Exercise directions: Below are some records. How many of their lines contain the string "nach"? Give the number only.

Given entries:
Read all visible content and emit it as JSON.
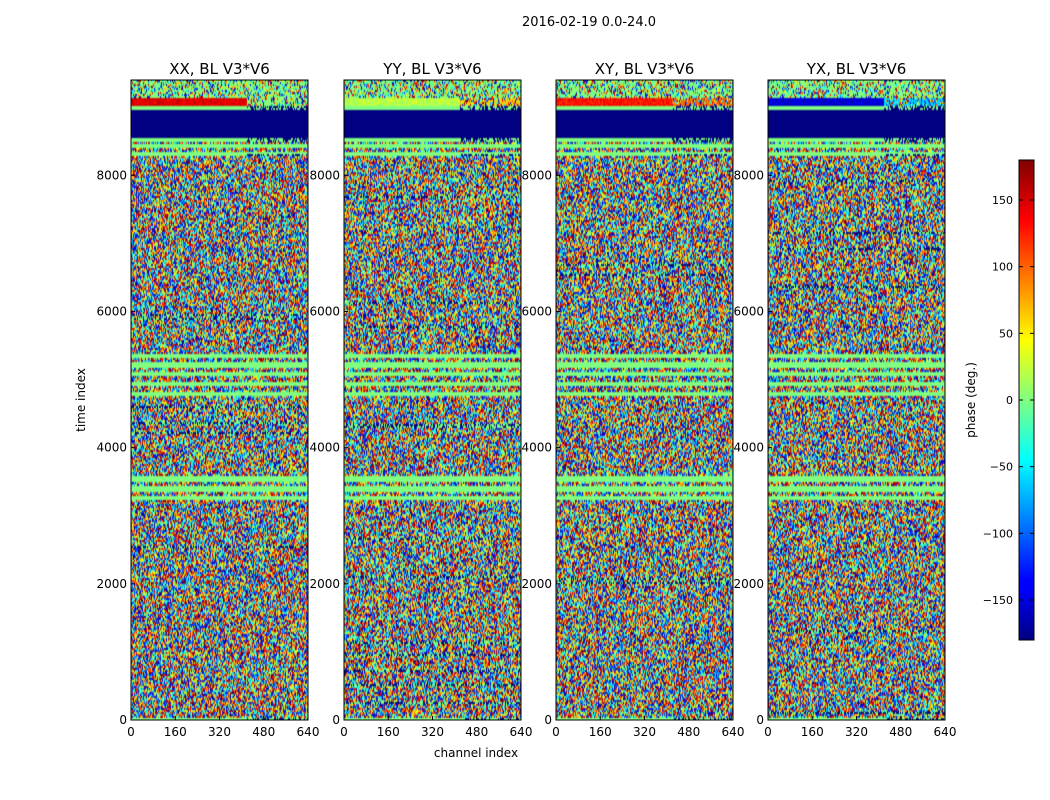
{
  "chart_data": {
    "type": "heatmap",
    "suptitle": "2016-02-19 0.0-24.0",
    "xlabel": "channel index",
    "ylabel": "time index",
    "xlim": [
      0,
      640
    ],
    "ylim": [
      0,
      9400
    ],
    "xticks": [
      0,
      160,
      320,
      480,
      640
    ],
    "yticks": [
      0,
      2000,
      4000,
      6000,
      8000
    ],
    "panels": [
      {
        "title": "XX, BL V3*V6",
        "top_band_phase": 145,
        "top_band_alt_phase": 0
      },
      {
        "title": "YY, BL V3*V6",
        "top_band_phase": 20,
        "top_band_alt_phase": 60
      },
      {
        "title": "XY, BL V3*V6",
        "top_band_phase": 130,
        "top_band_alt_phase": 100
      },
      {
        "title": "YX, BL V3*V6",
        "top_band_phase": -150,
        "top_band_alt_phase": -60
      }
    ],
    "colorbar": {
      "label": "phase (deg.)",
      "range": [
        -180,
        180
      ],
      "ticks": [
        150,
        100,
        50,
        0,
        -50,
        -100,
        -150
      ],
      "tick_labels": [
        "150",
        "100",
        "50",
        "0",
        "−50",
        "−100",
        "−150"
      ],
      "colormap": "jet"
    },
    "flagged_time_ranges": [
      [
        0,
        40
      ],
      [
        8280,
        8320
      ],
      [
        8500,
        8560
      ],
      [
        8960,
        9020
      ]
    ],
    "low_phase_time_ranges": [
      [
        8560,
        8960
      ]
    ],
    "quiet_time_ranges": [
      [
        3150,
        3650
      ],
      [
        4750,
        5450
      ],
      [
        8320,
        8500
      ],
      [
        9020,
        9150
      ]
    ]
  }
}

--

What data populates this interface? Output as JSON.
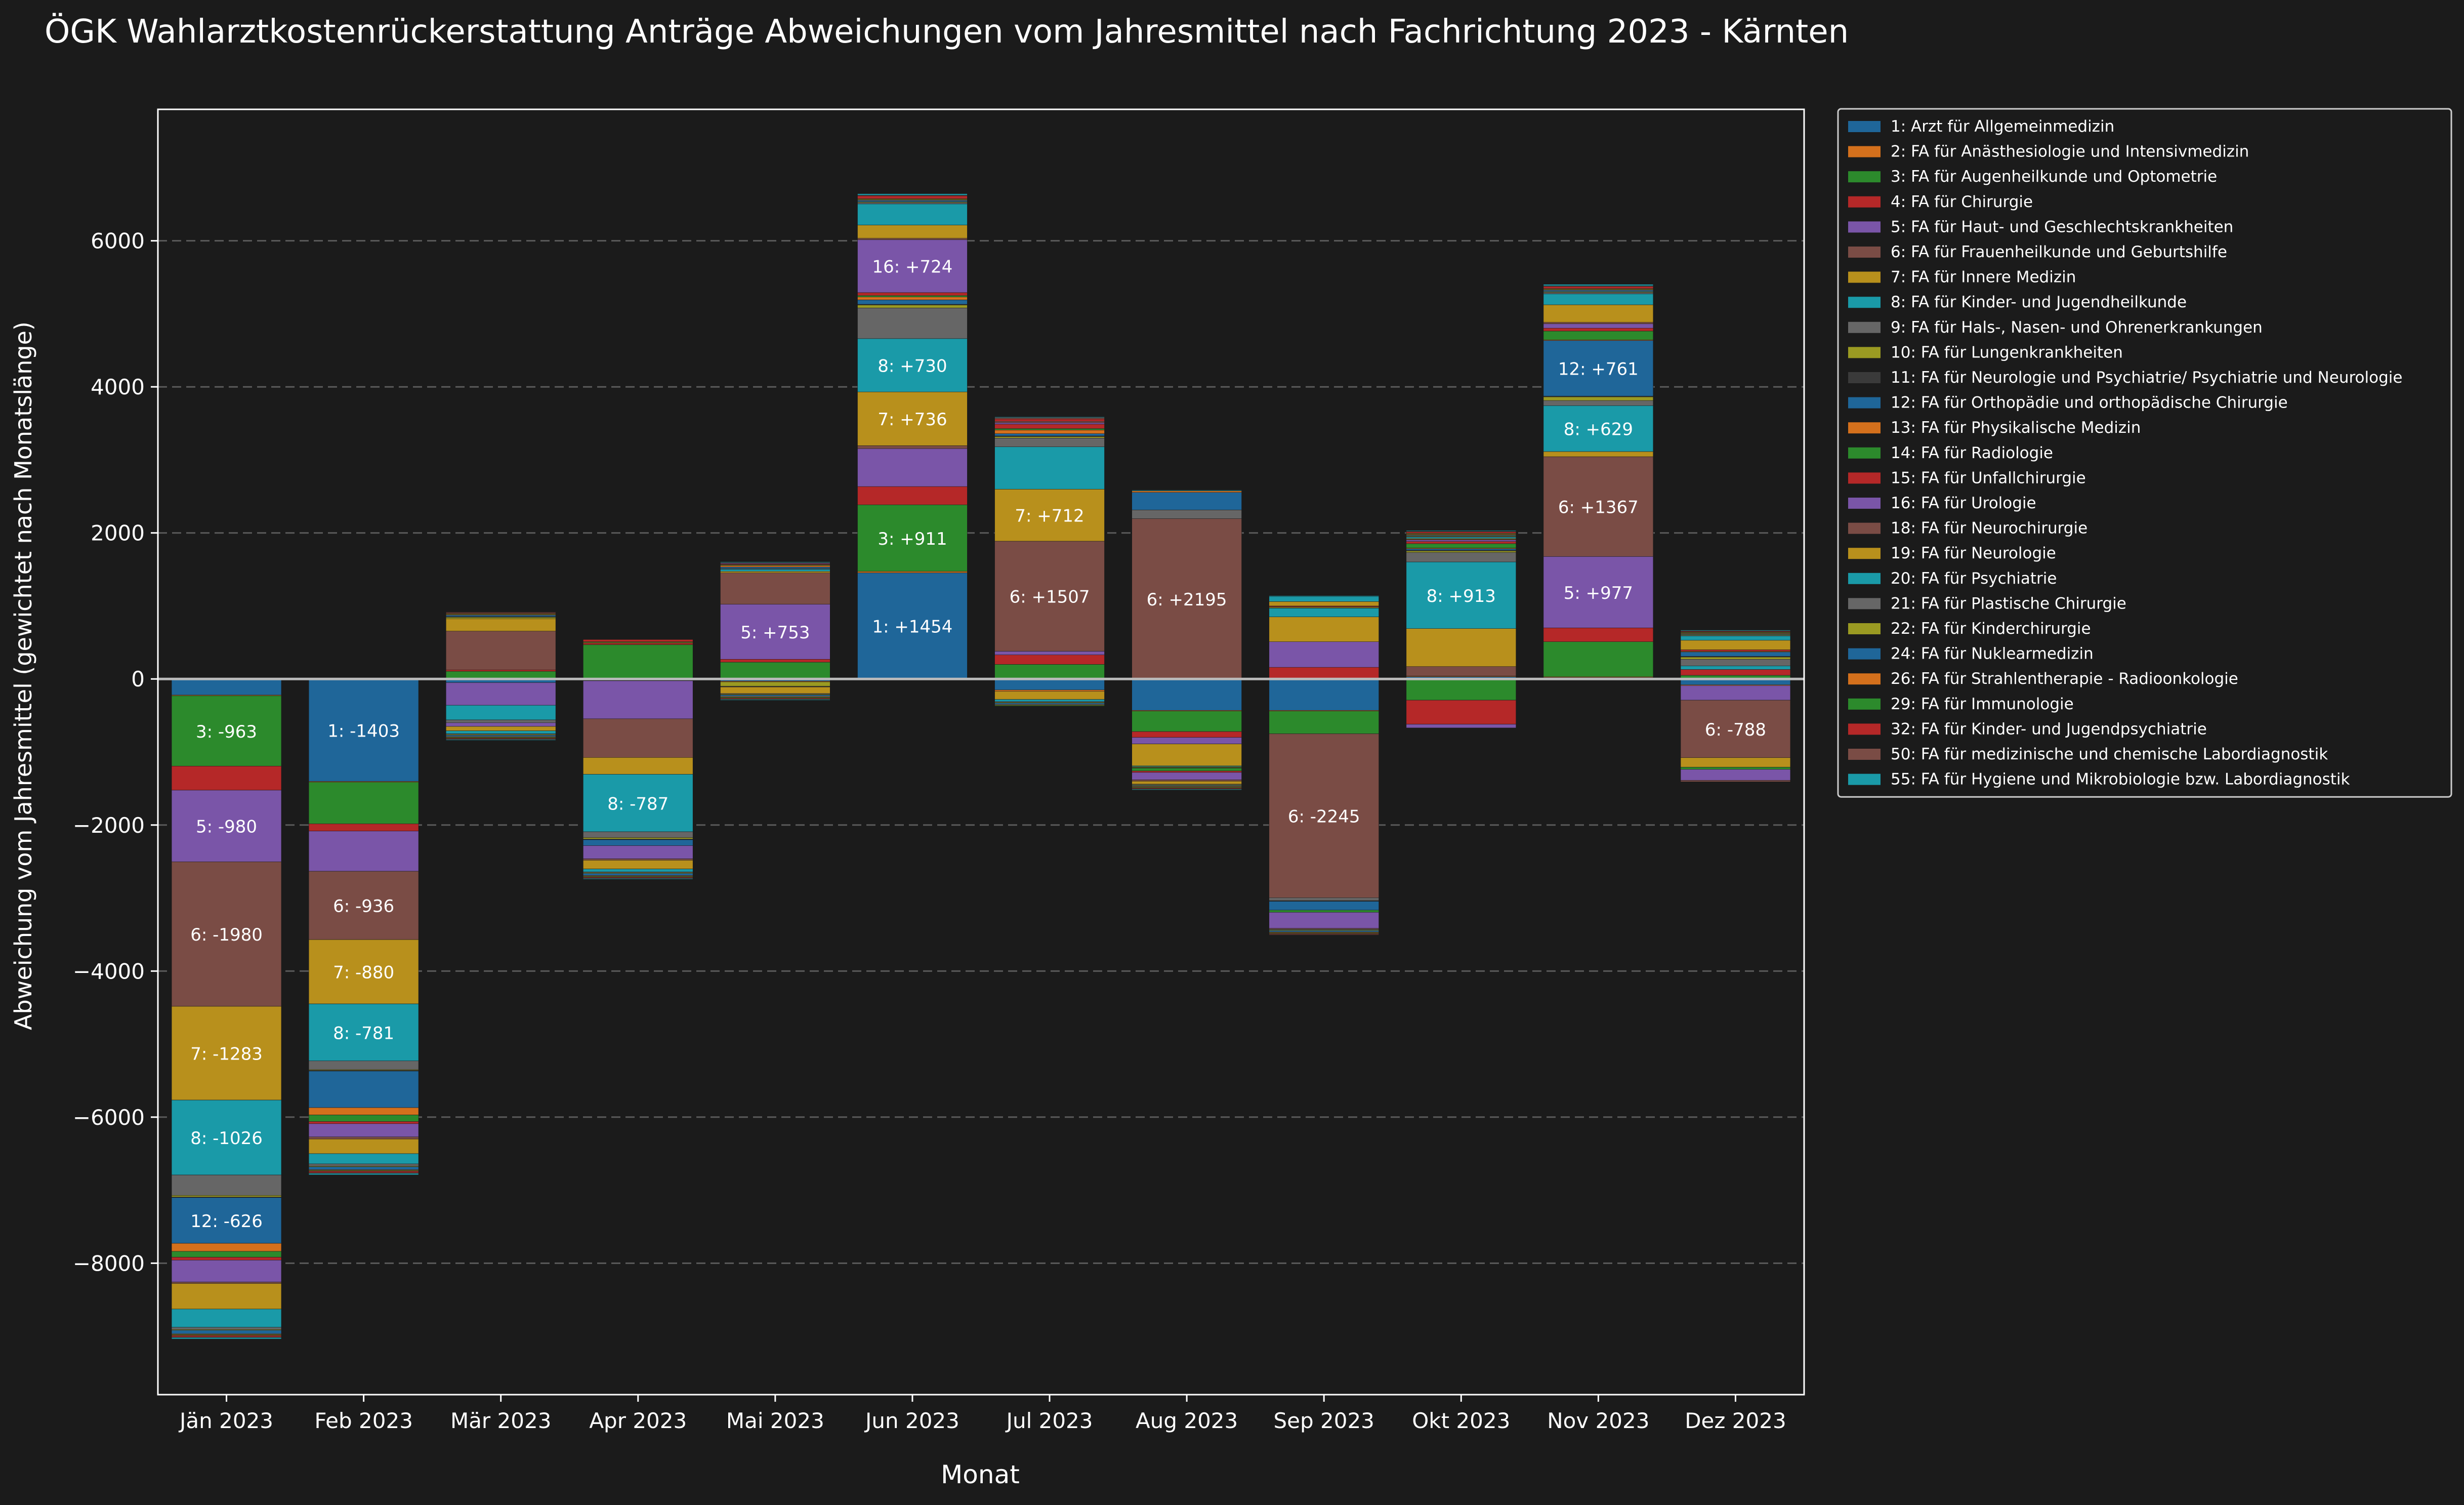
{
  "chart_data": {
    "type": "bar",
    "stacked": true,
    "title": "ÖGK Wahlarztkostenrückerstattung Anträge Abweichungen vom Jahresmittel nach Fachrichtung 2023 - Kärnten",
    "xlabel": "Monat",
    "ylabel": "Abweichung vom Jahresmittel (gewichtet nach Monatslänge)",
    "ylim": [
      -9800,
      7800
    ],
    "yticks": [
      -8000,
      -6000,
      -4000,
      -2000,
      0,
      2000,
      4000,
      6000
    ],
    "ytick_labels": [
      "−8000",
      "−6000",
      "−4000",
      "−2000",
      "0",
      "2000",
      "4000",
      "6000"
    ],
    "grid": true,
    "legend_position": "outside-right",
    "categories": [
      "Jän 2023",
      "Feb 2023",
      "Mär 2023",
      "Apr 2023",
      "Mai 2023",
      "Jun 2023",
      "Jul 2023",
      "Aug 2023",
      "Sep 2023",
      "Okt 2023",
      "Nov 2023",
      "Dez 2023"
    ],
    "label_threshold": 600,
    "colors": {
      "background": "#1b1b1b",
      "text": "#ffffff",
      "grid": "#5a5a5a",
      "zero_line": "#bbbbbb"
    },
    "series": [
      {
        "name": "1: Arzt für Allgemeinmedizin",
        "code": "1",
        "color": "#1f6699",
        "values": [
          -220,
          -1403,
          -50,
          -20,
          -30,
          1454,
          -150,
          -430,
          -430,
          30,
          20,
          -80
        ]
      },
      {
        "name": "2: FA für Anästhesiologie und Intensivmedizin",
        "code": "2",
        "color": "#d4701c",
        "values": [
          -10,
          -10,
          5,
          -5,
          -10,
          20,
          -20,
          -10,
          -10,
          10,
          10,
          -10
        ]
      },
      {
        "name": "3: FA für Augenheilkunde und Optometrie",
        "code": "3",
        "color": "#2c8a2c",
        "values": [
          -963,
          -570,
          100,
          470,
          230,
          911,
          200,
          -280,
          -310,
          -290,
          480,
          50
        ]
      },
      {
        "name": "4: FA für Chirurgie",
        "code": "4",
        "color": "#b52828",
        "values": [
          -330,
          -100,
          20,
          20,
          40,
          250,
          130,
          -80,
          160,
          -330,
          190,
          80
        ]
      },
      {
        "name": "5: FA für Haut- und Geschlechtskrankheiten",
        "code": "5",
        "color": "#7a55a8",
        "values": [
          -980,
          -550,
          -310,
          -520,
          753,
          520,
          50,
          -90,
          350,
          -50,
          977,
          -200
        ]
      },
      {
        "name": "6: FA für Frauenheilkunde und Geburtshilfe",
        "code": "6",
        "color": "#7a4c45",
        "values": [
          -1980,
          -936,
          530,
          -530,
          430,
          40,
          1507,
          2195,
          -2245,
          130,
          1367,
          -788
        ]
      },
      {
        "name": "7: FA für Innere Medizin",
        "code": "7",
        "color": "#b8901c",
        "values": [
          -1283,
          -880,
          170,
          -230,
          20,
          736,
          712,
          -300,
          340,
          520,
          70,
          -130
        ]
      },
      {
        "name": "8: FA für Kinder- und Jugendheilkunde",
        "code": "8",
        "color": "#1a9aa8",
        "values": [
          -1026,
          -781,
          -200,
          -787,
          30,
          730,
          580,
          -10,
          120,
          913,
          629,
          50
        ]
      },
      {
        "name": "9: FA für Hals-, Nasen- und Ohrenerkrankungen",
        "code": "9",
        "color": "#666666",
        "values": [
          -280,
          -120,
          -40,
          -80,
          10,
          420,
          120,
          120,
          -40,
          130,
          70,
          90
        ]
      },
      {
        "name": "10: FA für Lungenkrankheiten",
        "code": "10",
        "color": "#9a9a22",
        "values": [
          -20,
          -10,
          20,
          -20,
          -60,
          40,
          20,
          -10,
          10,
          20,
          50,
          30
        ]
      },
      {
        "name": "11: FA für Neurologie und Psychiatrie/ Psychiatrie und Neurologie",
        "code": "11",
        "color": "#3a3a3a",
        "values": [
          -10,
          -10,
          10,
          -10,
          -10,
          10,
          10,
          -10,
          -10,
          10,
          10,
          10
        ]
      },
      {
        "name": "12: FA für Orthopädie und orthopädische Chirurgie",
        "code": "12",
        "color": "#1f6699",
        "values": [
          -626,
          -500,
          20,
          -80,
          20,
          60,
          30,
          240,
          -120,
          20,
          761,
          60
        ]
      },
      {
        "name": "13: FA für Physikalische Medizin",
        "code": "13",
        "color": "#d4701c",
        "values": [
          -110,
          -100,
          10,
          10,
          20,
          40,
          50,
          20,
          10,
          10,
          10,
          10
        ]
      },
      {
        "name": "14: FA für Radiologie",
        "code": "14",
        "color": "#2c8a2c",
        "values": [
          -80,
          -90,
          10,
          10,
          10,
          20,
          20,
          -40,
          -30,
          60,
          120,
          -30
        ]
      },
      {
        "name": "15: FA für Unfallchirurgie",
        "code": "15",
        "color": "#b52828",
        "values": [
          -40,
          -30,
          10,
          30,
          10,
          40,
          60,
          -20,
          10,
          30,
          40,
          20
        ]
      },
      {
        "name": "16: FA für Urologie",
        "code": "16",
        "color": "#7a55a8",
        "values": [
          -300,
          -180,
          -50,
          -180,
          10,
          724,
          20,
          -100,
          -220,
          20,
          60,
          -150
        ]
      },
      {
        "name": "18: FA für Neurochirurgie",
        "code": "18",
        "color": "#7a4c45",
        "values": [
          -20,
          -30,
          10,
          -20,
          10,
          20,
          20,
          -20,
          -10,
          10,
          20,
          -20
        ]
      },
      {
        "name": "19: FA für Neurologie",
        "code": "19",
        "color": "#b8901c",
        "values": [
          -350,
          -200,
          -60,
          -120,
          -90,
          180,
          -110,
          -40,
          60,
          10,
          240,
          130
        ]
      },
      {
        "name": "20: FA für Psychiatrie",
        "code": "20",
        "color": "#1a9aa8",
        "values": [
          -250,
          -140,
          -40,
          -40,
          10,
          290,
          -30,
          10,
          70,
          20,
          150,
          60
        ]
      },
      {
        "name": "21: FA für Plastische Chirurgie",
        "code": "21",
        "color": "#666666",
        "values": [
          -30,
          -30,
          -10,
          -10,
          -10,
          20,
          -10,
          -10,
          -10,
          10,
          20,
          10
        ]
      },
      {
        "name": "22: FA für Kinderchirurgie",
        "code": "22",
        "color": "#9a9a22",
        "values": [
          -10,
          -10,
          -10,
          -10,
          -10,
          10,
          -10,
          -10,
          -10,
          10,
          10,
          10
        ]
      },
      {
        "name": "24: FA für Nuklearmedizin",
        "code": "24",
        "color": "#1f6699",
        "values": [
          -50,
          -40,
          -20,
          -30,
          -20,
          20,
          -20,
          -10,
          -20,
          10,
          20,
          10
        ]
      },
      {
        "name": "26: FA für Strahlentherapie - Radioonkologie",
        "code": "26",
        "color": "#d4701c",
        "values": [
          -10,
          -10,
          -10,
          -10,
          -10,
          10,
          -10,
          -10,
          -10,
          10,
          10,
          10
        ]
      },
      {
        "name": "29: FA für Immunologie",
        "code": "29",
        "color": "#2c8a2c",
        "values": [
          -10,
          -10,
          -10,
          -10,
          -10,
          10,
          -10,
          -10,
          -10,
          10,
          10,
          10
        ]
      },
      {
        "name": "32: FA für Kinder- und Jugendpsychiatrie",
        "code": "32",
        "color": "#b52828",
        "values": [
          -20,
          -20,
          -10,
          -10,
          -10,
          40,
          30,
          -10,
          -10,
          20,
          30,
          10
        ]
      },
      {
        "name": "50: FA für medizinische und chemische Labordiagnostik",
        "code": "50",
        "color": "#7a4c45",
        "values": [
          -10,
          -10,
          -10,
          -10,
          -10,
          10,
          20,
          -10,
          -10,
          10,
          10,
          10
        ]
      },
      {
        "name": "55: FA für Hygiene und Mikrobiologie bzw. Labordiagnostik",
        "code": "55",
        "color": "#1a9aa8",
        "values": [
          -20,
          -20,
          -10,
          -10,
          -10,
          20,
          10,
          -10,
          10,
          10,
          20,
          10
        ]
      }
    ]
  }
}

Exercise response: 2